** begin **

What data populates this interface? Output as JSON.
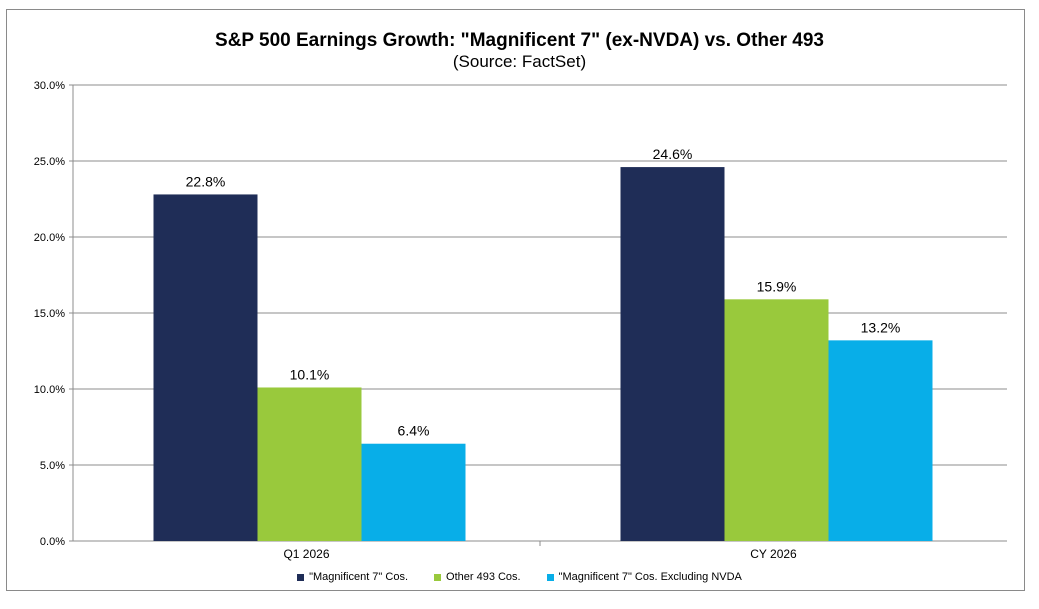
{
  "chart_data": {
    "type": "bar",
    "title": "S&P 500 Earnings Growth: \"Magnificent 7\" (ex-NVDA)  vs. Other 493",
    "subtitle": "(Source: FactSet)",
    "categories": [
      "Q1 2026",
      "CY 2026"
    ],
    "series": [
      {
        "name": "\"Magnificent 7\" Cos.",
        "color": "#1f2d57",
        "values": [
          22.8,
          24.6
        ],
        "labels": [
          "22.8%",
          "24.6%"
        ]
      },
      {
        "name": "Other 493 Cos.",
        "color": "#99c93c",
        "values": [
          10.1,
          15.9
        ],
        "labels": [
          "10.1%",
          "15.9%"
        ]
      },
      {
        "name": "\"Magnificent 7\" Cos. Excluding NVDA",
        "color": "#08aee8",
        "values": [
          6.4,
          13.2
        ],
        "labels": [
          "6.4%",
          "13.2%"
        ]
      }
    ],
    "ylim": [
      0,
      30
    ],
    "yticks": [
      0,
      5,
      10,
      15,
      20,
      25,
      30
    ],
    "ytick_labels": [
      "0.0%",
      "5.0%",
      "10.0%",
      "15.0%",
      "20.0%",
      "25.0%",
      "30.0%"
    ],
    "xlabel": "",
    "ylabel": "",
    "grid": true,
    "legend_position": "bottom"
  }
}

** end **
** begin **

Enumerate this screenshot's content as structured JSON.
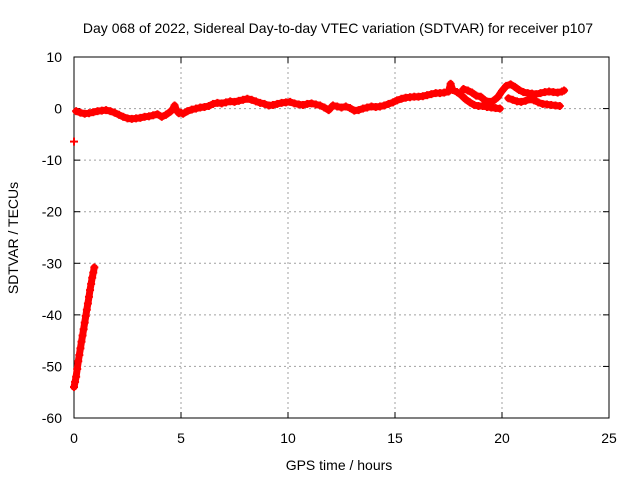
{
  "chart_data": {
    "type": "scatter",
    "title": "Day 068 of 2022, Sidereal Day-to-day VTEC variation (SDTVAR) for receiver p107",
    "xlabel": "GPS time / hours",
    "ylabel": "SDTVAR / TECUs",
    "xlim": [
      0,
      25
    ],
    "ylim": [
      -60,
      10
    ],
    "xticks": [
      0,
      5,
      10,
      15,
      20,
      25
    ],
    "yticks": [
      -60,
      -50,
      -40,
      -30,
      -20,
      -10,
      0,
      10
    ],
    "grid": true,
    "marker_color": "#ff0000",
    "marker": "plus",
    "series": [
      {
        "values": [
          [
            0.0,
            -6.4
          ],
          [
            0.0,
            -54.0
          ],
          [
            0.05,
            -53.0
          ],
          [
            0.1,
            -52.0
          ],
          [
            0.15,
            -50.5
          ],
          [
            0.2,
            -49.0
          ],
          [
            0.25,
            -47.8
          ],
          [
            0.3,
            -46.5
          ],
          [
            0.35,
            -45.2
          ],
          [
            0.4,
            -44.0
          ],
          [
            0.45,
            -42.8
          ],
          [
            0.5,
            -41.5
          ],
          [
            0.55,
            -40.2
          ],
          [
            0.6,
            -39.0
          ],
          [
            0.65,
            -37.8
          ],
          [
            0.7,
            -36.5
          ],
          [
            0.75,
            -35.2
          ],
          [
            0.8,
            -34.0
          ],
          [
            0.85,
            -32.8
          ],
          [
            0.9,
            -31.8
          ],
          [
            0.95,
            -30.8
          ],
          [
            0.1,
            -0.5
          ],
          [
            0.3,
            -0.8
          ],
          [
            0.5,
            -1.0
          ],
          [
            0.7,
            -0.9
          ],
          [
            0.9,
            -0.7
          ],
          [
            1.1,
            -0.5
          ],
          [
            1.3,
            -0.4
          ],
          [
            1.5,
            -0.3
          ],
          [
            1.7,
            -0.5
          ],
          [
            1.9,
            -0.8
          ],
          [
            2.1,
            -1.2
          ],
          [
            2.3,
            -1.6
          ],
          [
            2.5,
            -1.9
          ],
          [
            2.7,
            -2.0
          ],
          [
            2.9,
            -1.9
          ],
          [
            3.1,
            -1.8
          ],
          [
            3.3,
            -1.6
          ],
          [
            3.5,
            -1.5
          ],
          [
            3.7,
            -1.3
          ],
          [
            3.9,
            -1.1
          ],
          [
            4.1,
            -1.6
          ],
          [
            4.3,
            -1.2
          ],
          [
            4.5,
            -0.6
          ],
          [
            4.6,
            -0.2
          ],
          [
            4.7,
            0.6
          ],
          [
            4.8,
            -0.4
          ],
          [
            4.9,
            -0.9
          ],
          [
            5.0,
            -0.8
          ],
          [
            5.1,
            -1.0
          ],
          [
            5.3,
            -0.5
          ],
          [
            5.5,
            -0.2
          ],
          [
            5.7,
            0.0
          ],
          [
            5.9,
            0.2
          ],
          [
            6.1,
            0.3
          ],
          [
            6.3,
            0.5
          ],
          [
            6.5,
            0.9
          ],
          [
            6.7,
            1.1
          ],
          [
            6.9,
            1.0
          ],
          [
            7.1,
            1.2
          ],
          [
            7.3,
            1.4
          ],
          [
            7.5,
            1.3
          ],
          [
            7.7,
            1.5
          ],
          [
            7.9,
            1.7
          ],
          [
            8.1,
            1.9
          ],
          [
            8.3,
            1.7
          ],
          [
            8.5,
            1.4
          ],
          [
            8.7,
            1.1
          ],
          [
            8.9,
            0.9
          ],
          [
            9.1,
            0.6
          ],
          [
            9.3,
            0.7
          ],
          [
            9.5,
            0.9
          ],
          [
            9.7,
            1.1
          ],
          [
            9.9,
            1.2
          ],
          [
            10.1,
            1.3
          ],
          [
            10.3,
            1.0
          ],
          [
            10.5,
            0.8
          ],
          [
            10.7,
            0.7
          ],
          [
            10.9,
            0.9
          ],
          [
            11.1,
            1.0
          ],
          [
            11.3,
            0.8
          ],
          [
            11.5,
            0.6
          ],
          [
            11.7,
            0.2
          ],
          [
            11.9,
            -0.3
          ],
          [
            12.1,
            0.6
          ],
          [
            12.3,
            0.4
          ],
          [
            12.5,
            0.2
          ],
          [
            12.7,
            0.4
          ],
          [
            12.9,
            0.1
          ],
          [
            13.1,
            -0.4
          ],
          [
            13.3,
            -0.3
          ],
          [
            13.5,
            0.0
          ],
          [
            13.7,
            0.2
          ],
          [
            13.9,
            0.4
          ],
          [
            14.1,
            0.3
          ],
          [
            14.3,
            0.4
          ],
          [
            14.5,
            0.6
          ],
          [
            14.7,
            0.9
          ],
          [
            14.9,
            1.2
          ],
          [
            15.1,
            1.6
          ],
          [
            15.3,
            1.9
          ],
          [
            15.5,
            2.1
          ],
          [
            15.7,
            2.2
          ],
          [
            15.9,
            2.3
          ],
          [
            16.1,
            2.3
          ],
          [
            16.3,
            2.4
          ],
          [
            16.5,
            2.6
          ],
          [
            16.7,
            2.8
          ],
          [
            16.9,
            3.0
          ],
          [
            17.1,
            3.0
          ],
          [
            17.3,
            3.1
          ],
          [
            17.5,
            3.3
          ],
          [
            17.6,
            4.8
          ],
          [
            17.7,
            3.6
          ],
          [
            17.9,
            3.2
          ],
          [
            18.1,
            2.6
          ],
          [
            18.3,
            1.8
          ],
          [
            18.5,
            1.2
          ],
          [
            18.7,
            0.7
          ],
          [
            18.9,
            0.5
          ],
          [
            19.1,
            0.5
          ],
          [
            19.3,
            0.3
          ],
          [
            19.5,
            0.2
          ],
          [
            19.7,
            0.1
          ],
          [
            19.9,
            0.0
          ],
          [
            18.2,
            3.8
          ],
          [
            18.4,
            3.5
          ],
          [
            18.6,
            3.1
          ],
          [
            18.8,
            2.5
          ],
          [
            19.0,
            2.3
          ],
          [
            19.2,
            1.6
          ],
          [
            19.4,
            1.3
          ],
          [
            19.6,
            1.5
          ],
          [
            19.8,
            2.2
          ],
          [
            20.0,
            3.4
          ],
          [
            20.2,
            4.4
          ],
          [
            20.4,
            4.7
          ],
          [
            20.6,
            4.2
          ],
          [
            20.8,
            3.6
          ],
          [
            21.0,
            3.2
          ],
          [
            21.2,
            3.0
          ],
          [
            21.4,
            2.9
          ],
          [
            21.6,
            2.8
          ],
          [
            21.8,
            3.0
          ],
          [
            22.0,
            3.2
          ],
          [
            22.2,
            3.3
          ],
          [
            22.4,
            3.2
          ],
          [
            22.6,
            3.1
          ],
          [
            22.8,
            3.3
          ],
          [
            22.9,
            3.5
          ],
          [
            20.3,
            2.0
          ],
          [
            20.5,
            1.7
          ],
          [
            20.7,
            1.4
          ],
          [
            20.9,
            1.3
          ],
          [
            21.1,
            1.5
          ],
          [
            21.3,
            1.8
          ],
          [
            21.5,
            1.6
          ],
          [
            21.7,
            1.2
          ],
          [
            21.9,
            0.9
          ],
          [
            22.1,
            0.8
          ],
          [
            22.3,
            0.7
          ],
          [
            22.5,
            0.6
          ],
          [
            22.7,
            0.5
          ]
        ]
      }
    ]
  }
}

** end **

▸ **What is required**
All lines above containing the string "Magnificent" are to be collected.

▸ **Response**
    "title": "S&P 500 Earnings Growth: \"Magnificent 7\" (ex-NVDA)  vs. Other 493",
        "name": "\"Magnificent 7\" Cos.",
        "name": "\"Magnificent 7\" Cos. Excluding NVDA",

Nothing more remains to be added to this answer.